Aim: Identify each line holding the string "with" and copy it.

[Dataset records]
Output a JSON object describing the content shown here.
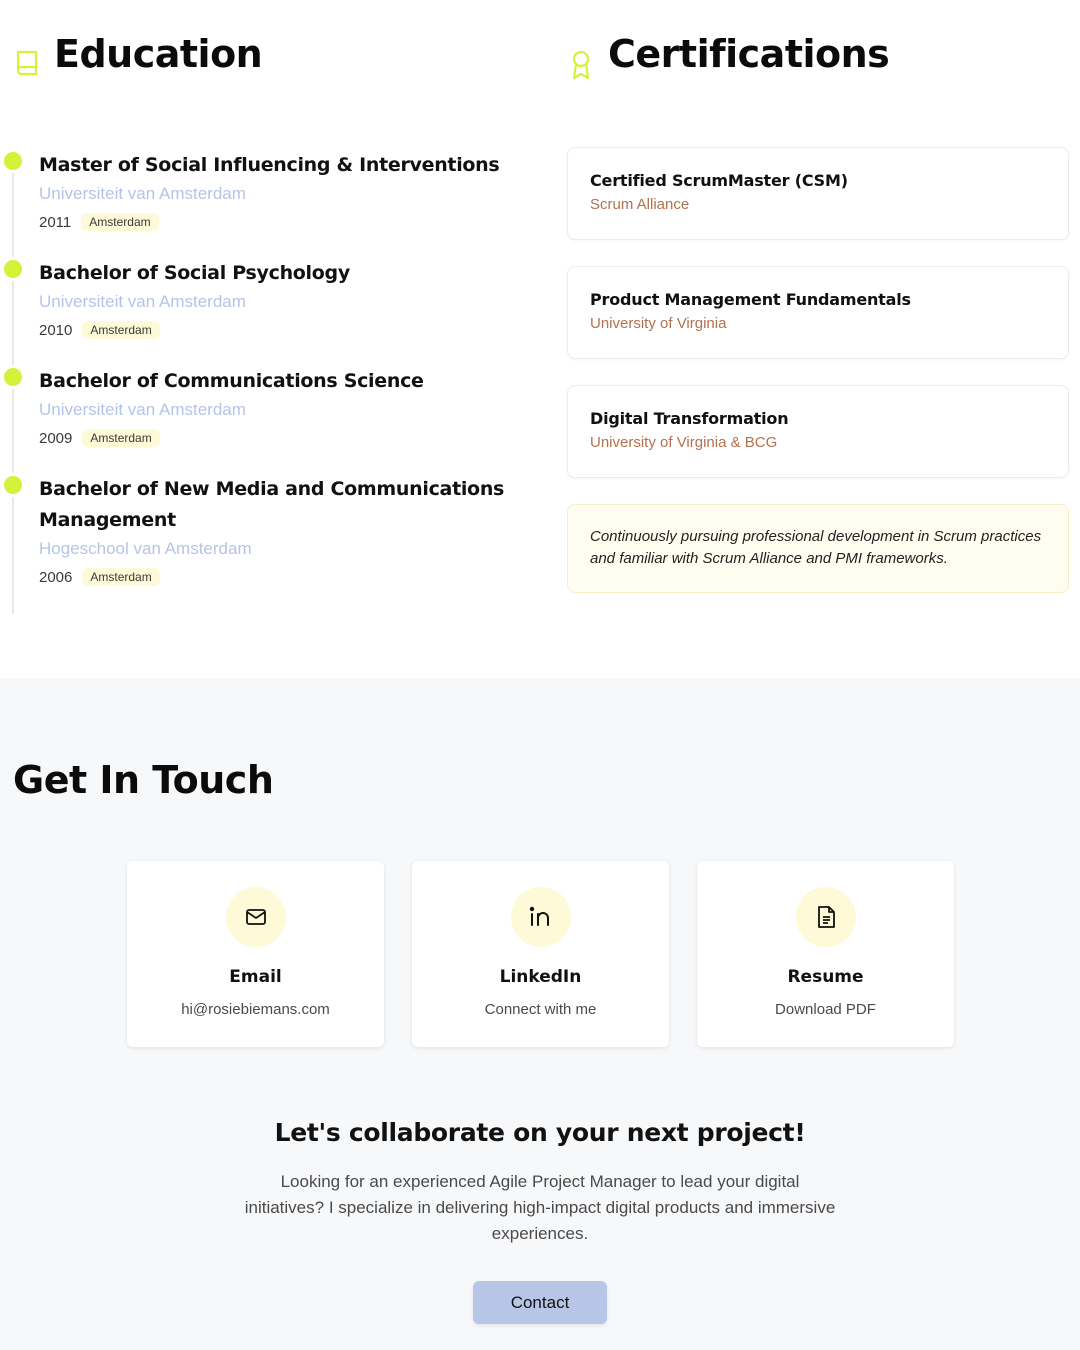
{
  "education": {
    "heading": "Education",
    "icon": "book-icon",
    "items": [
      {
        "title": "Master of Social Influencing & Interventions",
        "school": "Universiteit van Amsterdam",
        "year": "2011",
        "location": "Amsterdam"
      },
      {
        "title": "Bachelor of Social Psychology",
        "school": "Universiteit van Amsterdam",
        "year": "2010",
        "location": "Amsterdam"
      },
      {
        "title": "Bachelor of Communications Science",
        "school": "Universiteit van Amsterdam",
        "year": "2009",
        "location": "Amsterdam"
      },
      {
        "title": "Bachelor of New Media and Communications Management",
        "school": "Hogeschool van Amsterdam",
        "year": "2006",
        "location": "Amsterdam"
      }
    ]
  },
  "certifications": {
    "heading": "Certifications",
    "icon": "award-icon",
    "items": [
      {
        "title": "Certified ScrumMaster (CSM)",
        "org": "Scrum Alliance"
      },
      {
        "title": "Product Management Fundamentals",
        "org": "University of Virginia"
      },
      {
        "title": "Digital Transformation",
        "org": "University of Virginia & BCG"
      }
    ],
    "note": "Continuously pursuing professional development in Scrum practices and familiar with Scrum Alliance and PMI frameworks."
  },
  "contact": {
    "heading": "Get In Touch",
    "cards": [
      {
        "icon": "mail-icon",
        "title": "Email",
        "sub": "hi@rosiebiemans.com"
      },
      {
        "icon": "linkedin-icon",
        "title": "LinkedIn",
        "sub": "Connect with me"
      },
      {
        "icon": "document-icon",
        "title": "Resume",
        "sub": "Download PDF"
      }
    ],
    "collab_title": "Let's collaborate on your next project!",
    "blurb": "Looking for an experienced Agile Project Manager to lead your digital initiatives? I specialize in delivering high-impact digital products and immersive experiences.",
    "button_label": "Contact"
  },
  "colors": {
    "accent_lime": "#d3f23a",
    "school_blue": "#b5c4e6",
    "org_brown": "#b3714f",
    "badge_bg": "#fef9d6",
    "button_bg": "#b7c5e6"
  }
}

Correct result:
    "note": "Continuously pursuing professional development in Scrum practices and familiar with Scrum Alliance and PMI frameworks."
        "sub": "Connect with me"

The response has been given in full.